* **Short exercise**: Each entry below should be returned exactly as is, with the pictures removed.

Start Material supplied

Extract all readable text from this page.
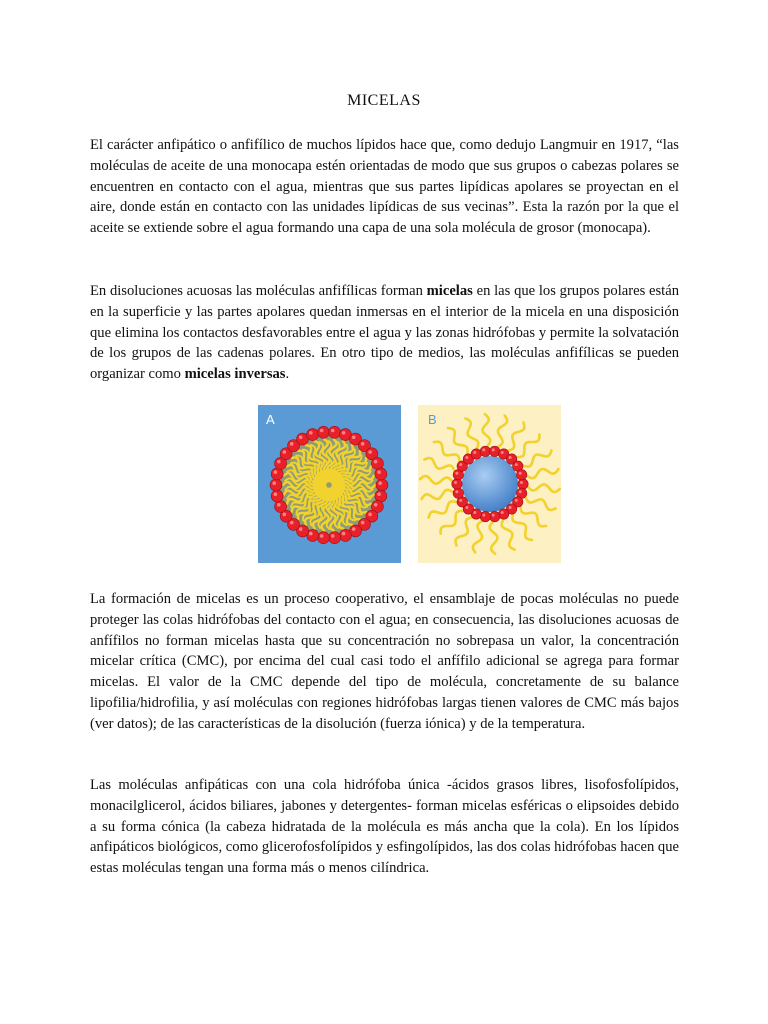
MICELAS

El carácter anfipático o anfifílico de muchos lípidos hace que, como dedujo Langmuir en 1917, “las moléculas de aceite de una monocapa estén orientadas de modo que sus grupos o cabezas polares se encuentren en contacto con el agua, mientras que sus partes lipídicas apolares se proyectan en el aire, donde están en contacto con las unidades lipídicas de sus vecinas”. Esta la razón por la que el aceite se extiende sobre el agua formando una capa de una sola molécula de grosor (monocapa).

En disoluciones acuosas las moléculas anfifílicas forman micelas en las que los grupos polares están en la superficie y las partes apolares quedan inmersas en el interior de la micela en una disposición que elimina los contactos desfavorables entre el agua y las zonas hidrófobas y permite la solvatación de los grupos de las cadenas polares. En otro tipo de medios, las moléculas anfifílicas se pueden organizar como micelas inversas.

A	B

La formación de micelas es un proceso cooperativo, el ensamblaje de pocas moléculas no puede proteger las colas hidrófobas del contacto con el agua; en consecuencia, las disoluciones acuosas de anfífilos no forman micelas hasta que su concentración no sobrepasa un valor, la concentración micelar crítica (CMC), por encima del cual casi todo el anfífilo adicional se agrega para formar micelas. El valor de la CMC depende del tipo de molécula, concretamente de su balance lipofilia/hidrofilia, y así moléculas con regiones hidrófobas largas tienen valores de CMC más bajos (ver datos); de las características de la disolución (fuerza iónica) y de la temperatura.

Las moléculas anfipáticas con una cola hidrófoba única -ácidos grasos libres, lisofosfolípidos, monacilglicerol, ácidos biliares, jabones y detergentes- forman micelas esféricas o elipsoides debido a su forma cónica (la cabeza hidratada de la molécula es más ancha que la cola). En los lípidos anfipáticos biológicos, como glicerofosfolípidos y esfingolípidos, las dos colas hidrófobas hacen que estas moléculas tengan una forma más o menos cilíndrica.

End Material supplied

* **Full response**:
Extract all readable text from this page.
MICELAS

El carácter anfipático o anfifílico de muchos lípidos hace que, como dedujo Langmuir en 1917, “las moléculas de aceite de una monocapa estén orientadas de modo que sus grupos o cabezas polares se encuentren en contacto con el agua, mientras que sus partes lipídicas apolares se proyectan en el aire, donde están en contacto con las unidades lipídicas de sus vecinas”. Esta la razón por la que el aceite se extiende sobre el agua formando una capa de una sola molécula de grosor (monocapa).

En disoluciones acuosas las moléculas anfifílicas forman micelas en las que los grupos polares están en la superficie y las partes apolares quedan inmersas en el interior de la micela en una disposición que elimina los contactos desfavorables entre el agua y las zonas hidrófobas y permite la solvatación de los grupos de las cadenas polares. En otro tipo de medios, las moléculas anfifílicas se pueden organizar como micelas inversas.

A	B

La formación de micelas es un proceso cooperativo, el ensamblaje de pocas moléculas no puede proteger las colas hidrófobas del contacto con el agua; en consecuencia, las disoluciones acuosas de anfífilos no forman micelas hasta que su concentración no sobrepasa un valor, la concentración micelar crítica (CMC), por encima del cual casi todo el anfífilo adicional se agrega para formar micelas. El valor de la CMC depende del tipo de molécula, concretamente de su balance lipofilia/hidrofilia, y así moléculas con regiones hidrófobas largas tienen valores de CMC más bajos (ver datos); de las características de la disolución (fuerza iónica) y de la temperatura.

Las moléculas anfipáticas con una cola hidrófoba única -ácidos grasos libres, lisofosfolípidos, monacilglicerol, ácidos biliares, jabones y detergentes- forman micelas esféricas o elipsoides debido a su forma cónica (la cabeza hidratada de la molécula es más ancha que la cola). En los lípidos anfipáticos biológicos, como glicerofosfolípidos y esfingolípidos, las dos colas hidrófobas hacen que estas moléculas tengan una forma más o menos cilíndrica.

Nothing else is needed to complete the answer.